=== Data supplied ===

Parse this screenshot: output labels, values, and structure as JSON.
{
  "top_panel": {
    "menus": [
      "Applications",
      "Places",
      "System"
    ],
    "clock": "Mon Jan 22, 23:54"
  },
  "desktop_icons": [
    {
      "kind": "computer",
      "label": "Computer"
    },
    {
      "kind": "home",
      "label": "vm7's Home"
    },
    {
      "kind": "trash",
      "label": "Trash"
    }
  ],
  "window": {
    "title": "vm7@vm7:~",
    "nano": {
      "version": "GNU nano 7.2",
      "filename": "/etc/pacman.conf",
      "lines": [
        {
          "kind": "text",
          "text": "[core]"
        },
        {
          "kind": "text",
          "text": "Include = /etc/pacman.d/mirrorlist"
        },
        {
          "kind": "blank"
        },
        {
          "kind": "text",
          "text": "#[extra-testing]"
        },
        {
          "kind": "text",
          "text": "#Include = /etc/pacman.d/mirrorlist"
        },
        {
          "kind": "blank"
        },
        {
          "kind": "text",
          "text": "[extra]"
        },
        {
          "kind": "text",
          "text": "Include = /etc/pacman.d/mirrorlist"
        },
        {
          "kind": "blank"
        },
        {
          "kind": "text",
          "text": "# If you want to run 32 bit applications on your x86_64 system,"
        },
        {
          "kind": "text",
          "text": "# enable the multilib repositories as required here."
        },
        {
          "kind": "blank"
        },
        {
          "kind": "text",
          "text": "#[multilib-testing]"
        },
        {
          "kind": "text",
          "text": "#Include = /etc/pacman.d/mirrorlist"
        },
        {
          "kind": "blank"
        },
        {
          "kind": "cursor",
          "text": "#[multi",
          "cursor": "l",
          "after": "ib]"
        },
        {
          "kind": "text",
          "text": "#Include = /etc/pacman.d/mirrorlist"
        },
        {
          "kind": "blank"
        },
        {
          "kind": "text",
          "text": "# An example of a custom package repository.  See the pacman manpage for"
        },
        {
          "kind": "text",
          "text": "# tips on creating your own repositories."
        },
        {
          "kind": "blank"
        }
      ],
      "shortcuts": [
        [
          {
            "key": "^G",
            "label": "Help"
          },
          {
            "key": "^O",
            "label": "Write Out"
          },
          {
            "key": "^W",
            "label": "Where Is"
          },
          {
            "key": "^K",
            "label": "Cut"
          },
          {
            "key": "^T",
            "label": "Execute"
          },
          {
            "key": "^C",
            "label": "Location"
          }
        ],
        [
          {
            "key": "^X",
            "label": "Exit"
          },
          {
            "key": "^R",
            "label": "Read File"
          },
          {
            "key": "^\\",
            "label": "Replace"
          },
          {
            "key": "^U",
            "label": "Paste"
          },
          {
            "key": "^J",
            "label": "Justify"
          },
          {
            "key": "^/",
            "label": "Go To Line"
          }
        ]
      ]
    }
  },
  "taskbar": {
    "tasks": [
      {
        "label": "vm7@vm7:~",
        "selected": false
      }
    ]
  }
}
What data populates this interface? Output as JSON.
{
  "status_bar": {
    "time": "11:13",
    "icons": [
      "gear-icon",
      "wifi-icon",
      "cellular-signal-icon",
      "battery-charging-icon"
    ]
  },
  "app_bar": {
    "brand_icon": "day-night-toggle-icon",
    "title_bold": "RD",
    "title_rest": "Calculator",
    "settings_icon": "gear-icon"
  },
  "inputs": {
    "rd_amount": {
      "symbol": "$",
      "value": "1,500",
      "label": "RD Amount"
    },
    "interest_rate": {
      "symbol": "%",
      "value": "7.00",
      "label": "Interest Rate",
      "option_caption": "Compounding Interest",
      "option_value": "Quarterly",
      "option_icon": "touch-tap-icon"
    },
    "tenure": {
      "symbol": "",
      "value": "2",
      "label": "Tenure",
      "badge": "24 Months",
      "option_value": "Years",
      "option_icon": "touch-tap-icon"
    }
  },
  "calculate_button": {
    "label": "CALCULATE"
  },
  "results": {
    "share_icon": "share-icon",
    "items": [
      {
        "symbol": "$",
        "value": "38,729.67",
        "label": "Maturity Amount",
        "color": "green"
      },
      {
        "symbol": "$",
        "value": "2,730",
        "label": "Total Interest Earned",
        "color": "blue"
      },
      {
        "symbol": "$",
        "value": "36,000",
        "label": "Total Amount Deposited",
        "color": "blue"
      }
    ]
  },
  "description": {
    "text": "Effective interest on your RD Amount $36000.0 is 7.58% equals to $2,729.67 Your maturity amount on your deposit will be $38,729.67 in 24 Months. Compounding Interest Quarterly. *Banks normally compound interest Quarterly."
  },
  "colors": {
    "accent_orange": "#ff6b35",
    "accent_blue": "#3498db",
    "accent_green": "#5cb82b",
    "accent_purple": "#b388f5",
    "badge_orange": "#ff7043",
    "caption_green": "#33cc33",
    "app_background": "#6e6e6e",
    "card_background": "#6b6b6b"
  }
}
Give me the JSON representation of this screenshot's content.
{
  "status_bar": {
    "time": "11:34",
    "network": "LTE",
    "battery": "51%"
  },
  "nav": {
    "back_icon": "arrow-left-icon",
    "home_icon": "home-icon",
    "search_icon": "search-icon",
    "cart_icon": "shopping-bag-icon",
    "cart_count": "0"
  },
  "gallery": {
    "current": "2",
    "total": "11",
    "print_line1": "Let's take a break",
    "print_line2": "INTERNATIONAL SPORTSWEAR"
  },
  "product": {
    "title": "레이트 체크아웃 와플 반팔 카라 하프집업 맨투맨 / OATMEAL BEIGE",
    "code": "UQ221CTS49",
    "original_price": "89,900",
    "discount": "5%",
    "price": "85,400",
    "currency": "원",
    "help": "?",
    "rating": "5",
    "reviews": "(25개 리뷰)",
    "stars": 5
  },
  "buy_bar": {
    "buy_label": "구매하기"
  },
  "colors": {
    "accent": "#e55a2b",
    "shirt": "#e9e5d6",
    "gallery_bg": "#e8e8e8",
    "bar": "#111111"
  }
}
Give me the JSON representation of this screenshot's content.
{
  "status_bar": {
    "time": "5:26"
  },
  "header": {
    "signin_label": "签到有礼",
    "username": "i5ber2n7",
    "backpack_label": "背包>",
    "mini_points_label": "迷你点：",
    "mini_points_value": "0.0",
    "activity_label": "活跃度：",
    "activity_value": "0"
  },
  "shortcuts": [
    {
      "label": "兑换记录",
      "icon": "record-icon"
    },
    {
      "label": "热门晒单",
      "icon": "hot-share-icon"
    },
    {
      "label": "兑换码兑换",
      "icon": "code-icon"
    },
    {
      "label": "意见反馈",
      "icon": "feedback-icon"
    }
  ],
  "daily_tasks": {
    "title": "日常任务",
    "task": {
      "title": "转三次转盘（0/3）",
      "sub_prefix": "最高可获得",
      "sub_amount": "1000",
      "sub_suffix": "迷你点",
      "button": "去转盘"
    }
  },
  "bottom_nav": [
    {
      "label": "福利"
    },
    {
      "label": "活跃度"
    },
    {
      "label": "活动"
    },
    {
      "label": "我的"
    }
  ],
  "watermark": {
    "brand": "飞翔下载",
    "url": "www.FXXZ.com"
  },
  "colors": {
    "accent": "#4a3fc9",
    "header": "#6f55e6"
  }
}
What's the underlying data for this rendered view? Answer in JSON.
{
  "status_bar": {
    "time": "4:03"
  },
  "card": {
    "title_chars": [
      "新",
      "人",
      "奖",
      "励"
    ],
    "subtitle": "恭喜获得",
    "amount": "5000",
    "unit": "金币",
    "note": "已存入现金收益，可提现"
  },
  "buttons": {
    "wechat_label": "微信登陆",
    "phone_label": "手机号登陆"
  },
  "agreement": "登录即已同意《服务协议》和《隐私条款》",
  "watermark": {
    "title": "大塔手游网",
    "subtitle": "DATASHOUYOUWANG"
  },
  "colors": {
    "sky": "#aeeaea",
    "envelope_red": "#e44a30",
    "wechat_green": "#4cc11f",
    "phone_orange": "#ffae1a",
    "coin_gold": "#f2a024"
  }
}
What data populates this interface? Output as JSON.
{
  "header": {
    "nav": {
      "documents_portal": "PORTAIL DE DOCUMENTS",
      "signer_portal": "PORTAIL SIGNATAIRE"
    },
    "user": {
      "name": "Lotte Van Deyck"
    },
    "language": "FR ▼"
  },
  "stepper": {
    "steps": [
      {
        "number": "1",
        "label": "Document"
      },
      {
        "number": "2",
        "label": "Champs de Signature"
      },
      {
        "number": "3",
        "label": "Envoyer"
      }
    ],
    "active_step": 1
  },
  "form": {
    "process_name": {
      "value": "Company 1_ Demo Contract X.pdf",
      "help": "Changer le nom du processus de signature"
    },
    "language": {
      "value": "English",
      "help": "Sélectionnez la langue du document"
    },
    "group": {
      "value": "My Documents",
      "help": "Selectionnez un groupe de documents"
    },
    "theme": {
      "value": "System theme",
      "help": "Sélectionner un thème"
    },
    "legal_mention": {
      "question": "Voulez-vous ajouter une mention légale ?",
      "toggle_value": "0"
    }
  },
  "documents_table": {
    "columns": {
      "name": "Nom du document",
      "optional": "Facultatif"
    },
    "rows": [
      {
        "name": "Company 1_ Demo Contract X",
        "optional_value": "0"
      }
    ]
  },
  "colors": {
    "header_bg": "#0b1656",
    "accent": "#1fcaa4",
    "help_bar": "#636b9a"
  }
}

===

Exercise requirements: Copy all lines from the data that hold the word "repositories".

Result below:
          "text": "# enable the multilib repositories as required here."
          "text": "# tips on creating your own repositories."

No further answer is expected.